*Your objective*
Copy every line of the entries that includes the word "name".

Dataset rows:
## START
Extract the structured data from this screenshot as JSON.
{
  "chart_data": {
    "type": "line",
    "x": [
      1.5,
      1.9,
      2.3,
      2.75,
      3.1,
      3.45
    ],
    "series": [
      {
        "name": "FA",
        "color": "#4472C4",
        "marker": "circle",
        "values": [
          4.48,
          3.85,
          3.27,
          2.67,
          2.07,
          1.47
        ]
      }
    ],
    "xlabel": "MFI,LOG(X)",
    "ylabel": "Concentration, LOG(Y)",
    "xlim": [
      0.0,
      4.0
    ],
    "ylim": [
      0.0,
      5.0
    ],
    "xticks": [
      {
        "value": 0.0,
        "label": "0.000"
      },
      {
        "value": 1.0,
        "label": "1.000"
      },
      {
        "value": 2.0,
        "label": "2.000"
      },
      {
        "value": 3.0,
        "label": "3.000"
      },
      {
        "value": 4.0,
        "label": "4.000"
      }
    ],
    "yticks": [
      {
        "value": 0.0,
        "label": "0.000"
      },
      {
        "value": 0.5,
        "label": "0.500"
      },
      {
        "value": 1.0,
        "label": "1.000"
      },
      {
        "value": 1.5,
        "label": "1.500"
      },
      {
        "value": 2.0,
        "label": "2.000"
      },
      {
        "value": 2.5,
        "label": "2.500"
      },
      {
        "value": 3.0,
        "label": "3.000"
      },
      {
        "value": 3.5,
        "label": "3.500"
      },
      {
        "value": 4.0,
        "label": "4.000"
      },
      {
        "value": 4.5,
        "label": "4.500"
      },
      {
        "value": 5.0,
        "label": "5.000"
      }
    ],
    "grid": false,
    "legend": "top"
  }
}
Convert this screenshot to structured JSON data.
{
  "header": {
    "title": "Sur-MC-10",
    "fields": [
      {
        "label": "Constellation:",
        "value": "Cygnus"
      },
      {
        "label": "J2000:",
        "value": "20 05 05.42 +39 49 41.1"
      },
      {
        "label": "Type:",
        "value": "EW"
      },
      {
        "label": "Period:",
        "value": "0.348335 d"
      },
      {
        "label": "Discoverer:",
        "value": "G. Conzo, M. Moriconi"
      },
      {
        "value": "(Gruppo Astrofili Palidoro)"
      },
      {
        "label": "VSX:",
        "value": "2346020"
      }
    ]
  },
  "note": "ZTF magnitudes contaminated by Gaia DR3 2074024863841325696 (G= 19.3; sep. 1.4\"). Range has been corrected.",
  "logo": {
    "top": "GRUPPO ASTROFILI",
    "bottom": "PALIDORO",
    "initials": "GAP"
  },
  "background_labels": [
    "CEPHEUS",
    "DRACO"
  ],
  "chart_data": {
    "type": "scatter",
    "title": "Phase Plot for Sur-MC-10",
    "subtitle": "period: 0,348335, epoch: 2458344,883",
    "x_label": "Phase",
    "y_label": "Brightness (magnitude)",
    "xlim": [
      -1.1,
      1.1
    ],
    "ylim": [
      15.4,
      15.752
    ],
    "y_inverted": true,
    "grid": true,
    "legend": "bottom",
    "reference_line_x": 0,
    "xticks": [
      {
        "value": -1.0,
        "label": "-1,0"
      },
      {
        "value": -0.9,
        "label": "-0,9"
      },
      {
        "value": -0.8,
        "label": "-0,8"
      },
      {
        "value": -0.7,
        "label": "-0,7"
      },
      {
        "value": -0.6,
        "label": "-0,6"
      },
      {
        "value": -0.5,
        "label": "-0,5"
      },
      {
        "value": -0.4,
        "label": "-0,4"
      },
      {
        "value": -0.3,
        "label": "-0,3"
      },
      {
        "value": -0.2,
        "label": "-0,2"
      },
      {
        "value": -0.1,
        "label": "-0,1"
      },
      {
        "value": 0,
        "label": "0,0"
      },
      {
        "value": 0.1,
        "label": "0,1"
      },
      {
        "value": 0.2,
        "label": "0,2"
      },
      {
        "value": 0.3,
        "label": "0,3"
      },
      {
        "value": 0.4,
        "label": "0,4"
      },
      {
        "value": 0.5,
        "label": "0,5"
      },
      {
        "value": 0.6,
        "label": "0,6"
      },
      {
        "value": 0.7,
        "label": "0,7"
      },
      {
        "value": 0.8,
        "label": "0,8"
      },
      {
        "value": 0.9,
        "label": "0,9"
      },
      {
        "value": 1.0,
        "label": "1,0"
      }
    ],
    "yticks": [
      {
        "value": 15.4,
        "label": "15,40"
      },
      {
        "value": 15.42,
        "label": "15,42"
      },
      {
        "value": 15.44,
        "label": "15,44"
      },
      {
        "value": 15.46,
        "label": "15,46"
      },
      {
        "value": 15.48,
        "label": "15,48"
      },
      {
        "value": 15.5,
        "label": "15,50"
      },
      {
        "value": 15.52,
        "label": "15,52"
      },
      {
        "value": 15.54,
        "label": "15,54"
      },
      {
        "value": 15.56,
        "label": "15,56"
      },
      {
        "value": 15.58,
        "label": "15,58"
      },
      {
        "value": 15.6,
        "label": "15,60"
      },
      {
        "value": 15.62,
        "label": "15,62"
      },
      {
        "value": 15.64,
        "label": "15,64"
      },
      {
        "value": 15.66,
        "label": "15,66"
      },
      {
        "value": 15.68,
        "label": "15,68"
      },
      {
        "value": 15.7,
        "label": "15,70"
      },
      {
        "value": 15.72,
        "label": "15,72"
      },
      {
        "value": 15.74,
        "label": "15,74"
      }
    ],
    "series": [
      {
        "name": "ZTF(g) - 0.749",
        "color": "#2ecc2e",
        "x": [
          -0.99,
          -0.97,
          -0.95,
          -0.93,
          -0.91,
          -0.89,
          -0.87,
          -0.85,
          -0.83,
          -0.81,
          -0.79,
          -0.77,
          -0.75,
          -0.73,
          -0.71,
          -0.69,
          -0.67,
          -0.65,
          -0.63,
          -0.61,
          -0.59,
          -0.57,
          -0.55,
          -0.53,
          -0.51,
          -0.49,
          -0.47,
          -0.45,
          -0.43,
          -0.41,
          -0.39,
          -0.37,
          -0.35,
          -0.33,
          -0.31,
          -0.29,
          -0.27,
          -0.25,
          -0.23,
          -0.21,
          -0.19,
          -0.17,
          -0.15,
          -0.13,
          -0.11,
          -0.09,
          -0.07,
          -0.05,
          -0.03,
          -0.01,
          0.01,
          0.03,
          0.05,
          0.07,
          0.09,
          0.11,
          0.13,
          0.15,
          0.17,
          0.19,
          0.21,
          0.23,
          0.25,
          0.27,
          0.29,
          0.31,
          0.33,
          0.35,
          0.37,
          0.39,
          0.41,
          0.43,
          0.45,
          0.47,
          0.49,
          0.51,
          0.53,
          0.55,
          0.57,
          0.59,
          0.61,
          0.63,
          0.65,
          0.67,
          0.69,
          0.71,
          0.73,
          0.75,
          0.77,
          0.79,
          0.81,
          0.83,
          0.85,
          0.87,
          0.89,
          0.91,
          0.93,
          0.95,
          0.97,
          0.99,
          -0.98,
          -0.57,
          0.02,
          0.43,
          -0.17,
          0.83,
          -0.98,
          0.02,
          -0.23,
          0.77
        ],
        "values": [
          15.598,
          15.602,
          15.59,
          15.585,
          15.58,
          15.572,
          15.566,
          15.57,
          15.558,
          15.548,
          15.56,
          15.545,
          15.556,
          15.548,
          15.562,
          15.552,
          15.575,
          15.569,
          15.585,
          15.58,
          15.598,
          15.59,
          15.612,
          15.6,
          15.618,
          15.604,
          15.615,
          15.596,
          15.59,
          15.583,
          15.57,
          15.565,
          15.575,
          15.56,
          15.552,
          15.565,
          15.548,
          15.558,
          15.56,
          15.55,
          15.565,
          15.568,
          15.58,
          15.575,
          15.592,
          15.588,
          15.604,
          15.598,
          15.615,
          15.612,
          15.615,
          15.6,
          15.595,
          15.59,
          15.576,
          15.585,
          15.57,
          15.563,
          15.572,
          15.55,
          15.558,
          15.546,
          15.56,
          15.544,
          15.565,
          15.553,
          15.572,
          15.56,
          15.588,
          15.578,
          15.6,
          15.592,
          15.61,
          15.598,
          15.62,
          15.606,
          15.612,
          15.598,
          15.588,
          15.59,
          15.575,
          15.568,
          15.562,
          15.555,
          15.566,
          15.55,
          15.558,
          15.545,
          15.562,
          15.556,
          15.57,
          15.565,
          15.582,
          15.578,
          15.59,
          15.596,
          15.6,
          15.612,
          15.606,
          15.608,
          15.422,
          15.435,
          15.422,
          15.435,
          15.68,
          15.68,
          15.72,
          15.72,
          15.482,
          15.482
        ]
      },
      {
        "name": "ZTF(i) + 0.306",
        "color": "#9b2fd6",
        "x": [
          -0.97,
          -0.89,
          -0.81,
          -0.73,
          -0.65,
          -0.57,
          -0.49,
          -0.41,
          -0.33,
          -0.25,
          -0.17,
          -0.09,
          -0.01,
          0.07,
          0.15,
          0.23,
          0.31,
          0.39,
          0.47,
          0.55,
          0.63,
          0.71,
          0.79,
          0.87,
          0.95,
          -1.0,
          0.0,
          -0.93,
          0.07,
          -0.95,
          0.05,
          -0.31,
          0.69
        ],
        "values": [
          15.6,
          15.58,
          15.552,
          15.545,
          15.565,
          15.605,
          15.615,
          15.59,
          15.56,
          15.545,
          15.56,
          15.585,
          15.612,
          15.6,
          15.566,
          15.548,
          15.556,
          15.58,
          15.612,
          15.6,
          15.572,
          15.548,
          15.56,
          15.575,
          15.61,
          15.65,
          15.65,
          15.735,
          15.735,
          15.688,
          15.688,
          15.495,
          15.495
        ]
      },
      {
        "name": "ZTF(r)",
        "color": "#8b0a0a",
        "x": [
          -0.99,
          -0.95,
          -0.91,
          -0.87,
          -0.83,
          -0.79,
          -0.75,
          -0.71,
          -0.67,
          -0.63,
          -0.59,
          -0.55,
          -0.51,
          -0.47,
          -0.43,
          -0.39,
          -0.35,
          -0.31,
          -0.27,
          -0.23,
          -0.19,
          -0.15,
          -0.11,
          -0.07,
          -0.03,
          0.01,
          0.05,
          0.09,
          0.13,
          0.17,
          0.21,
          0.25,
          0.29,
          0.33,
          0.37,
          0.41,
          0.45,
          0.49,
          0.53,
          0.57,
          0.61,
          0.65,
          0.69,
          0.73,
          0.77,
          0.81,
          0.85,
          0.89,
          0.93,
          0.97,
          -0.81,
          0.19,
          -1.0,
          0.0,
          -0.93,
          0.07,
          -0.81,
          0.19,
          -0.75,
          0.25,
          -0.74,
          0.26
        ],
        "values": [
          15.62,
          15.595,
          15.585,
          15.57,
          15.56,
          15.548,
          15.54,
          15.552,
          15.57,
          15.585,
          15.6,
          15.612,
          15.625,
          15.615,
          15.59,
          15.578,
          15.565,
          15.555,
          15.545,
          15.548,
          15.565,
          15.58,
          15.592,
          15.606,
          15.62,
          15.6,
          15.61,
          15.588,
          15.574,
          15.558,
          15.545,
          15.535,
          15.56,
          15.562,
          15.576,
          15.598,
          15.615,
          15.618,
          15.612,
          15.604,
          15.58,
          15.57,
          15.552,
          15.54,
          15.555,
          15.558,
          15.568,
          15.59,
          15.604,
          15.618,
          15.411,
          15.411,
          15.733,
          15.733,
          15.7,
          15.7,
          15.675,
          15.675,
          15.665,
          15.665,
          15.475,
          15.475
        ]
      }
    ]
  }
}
## END
*Solution for this task*
        "name": "FA",
        "name": "ZTF(g) - 0.749",
        "name": "ZTF(i) + 0.306",
        "name": "ZTF(r)",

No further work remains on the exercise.